WHAT IS REQUIRED —
Your task is to copy every line of the entries that contains "школьников".

Stored records —
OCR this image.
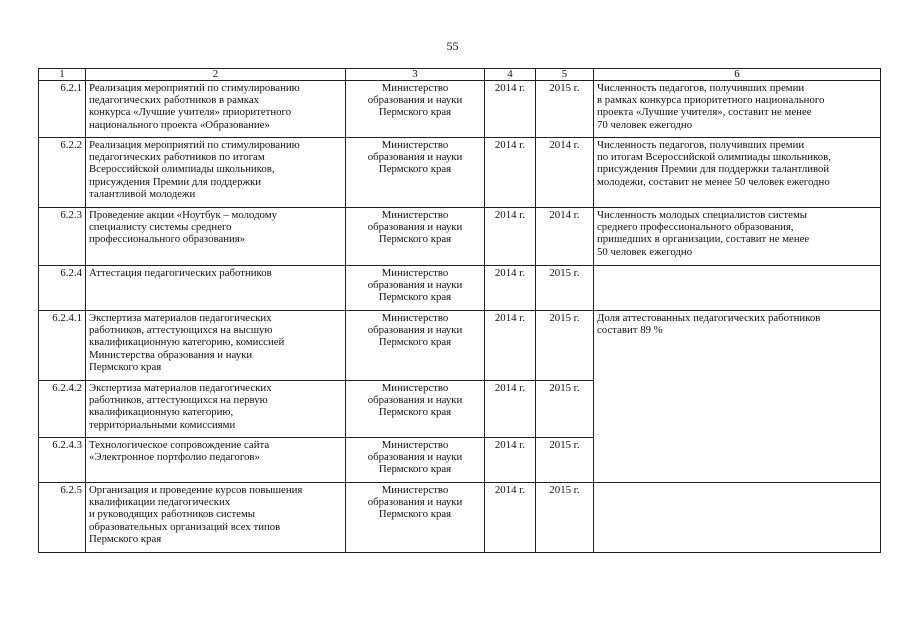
55
1	2	3	4	5	6
6.2.1	Реализация мероприятий по стимулированию
педагогических работников в рамках
конкурса «Лучшие учителя» приоритетного
национального проекта «Образование»	Министерство
образования и науки
Пермского края	2014 г.	2015 г.	Численность педагогов, получивших премии
в рамках конкурса приоритетного национального
проекта «Лучшие учителя», составит не менее
70 человек ежегодно

6.2.2	Реализация мероприятий по стимулированию
педагогических работников по итогам
Всероссийской олимпиады школьников,
присуждения Премии для поддержки
талантливой молодежи	Министерство
образования и науки
Пермского края	2014 г.	2014 г.	Численность педагогов, получивших премии
по итогам Всероссийской олимпиады школьников,
присуждения Премии для поддержки талантливой
молодежи, составит не менее 50 человек ежегодно

6.2.3	Проведение акции «Ноутбук – молодому
специалисту системы среднего
профессионального образования»	Министерство
образования и науки
Пермского края	2014 г.	2014 г.	Численность молодых специалистов системы
среднего профессионального образования,
пришедших в организации, составит не менее
50 человек ежегодно

6.2.4	Аттестация педагогических работников	Министерство
образования и науки
Пермского края	2014 г.	2015 г.	

6.2.4.1	Экспертиза материалов педагогических
работников, аттестующихся на высшую
квалификационную категорию, комиссией
Министерства образования и науки
Пермского края	Министерство
образования и науки
Пермского края	2014 г.	2015 г.	Доля аттестованных педагогических работников
составит 89 %

6.2.4.2	Экспертиза материалов педагогических
работников, аттестующихся на первую
квалификационную категорию,
территориальными комиссиями	Министерство
образования и науки
Пермского края	2014 г.	2015 г.	
6.2.4.3	Технологическое сопровождение сайта
«Электронное портфолио педагогов»	Министерство
образования и науки
Пермского края	2014 г.	2015 г.	
6.2.5	Организация и проведение курсов повышения
квалификации педагогических
и руководящих работников системы
образовательных организаций всех типов
Пермского края	Министерство
образования и науки
Пермского края	2014 г.	2015 г.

SOLUTION FOR THIS EXERCISE —
Всероссийской олимпиады школьников,
по итогам Всероссийской олимпиады школьников,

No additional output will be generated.